Reproduce the records from the start through the line that contains "candle [1169, 223, 1175, 232]", swapping "price-axis" for "price-scale" and leaving everything else unchanged.

----------------------------------------

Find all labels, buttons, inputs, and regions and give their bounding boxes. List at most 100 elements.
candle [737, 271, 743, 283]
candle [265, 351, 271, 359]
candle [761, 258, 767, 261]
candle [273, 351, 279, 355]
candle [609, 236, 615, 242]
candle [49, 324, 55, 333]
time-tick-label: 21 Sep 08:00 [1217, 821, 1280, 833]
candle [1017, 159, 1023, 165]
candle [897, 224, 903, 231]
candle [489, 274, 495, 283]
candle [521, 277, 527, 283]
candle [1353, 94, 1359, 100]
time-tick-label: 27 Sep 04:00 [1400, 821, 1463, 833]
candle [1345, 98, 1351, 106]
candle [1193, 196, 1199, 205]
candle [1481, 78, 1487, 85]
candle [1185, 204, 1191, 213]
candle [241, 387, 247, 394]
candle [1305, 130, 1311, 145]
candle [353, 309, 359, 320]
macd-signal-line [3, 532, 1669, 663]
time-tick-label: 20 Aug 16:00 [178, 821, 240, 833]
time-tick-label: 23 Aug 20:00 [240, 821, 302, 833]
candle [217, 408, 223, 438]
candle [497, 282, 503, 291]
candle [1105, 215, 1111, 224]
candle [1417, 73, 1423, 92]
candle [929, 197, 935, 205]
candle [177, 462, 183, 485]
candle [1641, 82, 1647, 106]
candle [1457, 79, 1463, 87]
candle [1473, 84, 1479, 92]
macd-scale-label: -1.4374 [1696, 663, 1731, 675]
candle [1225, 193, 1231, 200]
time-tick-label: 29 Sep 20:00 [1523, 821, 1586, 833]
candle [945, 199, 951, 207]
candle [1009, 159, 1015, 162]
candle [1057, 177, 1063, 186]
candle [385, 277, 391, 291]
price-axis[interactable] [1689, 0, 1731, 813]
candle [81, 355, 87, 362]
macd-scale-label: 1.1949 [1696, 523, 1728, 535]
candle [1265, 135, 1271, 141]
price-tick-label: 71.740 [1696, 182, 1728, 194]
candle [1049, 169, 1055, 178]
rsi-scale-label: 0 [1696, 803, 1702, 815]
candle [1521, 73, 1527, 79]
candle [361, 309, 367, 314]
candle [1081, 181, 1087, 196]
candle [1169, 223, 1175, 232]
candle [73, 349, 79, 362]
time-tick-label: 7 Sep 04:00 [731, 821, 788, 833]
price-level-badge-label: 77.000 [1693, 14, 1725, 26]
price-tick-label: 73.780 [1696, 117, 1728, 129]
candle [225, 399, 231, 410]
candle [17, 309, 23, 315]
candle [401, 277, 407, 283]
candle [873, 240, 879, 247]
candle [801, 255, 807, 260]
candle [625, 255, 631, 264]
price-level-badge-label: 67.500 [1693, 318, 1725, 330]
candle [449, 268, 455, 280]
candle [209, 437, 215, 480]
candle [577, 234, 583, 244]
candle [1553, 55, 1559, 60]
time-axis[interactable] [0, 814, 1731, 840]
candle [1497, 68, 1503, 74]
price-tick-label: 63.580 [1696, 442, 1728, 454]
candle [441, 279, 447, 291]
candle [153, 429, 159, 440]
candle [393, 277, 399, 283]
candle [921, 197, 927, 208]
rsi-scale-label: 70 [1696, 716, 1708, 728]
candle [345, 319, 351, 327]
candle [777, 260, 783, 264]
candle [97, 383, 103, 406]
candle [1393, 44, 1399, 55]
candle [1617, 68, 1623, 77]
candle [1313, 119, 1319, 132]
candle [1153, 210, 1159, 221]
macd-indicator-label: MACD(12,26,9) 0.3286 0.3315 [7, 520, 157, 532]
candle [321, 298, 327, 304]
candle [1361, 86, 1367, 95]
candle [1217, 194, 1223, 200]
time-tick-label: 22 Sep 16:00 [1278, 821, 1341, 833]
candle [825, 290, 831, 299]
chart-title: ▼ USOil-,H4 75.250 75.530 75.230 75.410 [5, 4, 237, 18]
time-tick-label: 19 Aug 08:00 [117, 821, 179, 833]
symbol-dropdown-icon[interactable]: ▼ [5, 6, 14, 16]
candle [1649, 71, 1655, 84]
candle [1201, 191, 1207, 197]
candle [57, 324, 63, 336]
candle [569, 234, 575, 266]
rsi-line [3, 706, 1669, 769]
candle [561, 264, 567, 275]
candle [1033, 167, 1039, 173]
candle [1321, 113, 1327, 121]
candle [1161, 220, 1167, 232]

----------------------------------------

EXERCISE RESPONSE:
Find all labels, buttons, inputs, and regions and give their bounding boxes. List at most 100 elements.
candle [737, 271, 743, 283]
candle [265, 351, 271, 359]
candle [761, 258, 767, 261]
candle [273, 351, 279, 355]
candle [609, 236, 615, 242]
candle [49, 324, 55, 333]
time-tick-label: 21 Sep 08:00 [1217, 821, 1280, 833]
candle [1017, 159, 1023, 165]
candle [897, 224, 903, 231]
candle [489, 274, 495, 283]
candle [521, 277, 527, 283]
candle [1353, 94, 1359, 100]
time-tick-label: 27 Sep 04:00 [1400, 821, 1463, 833]
candle [1345, 98, 1351, 106]
candle [1193, 196, 1199, 205]
candle [1481, 78, 1487, 85]
candle [1185, 204, 1191, 213]
candle [241, 387, 247, 394]
candle [1305, 130, 1311, 145]
candle [353, 309, 359, 320]
macd-signal-line [3, 532, 1669, 663]
time-tick-label: 20 Aug 16:00 [178, 821, 240, 833]
time-tick-label: 23 Aug 20:00 [240, 821, 302, 833]
candle [217, 408, 223, 438]
candle [497, 282, 503, 291]
candle [1105, 215, 1111, 224]
candle [1417, 73, 1423, 92]
candle [929, 197, 935, 205]
candle [177, 462, 183, 485]
candle [1641, 82, 1647, 106]
candle [1457, 79, 1463, 87]
candle [1473, 84, 1479, 92]
macd-scale-label: -1.4374 [1696, 663, 1731, 675]
candle [1225, 193, 1231, 200]
time-tick-label: 29 Sep 20:00 [1523, 821, 1586, 833]
candle [945, 199, 951, 207]
candle [1009, 159, 1015, 162]
candle [1057, 177, 1063, 186]
candle [385, 277, 391, 291]
price-scale[interactable] [1689, 0, 1731, 813]
candle [81, 355, 87, 362]
macd-scale-label: 1.1949 [1696, 523, 1728, 535]
candle [1265, 135, 1271, 141]
price-tick-label: 71.740 [1696, 182, 1728, 194]
candle [1049, 169, 1055, 178]
rsi-scale-label: 0 [1696, 803, 1702, 815]
candle [1521, 73, 1527, 79]
candle [361, 309, 367, 314]
candle [1081, 181, 1087, 196]
candle [1169, 223, 1175, 232]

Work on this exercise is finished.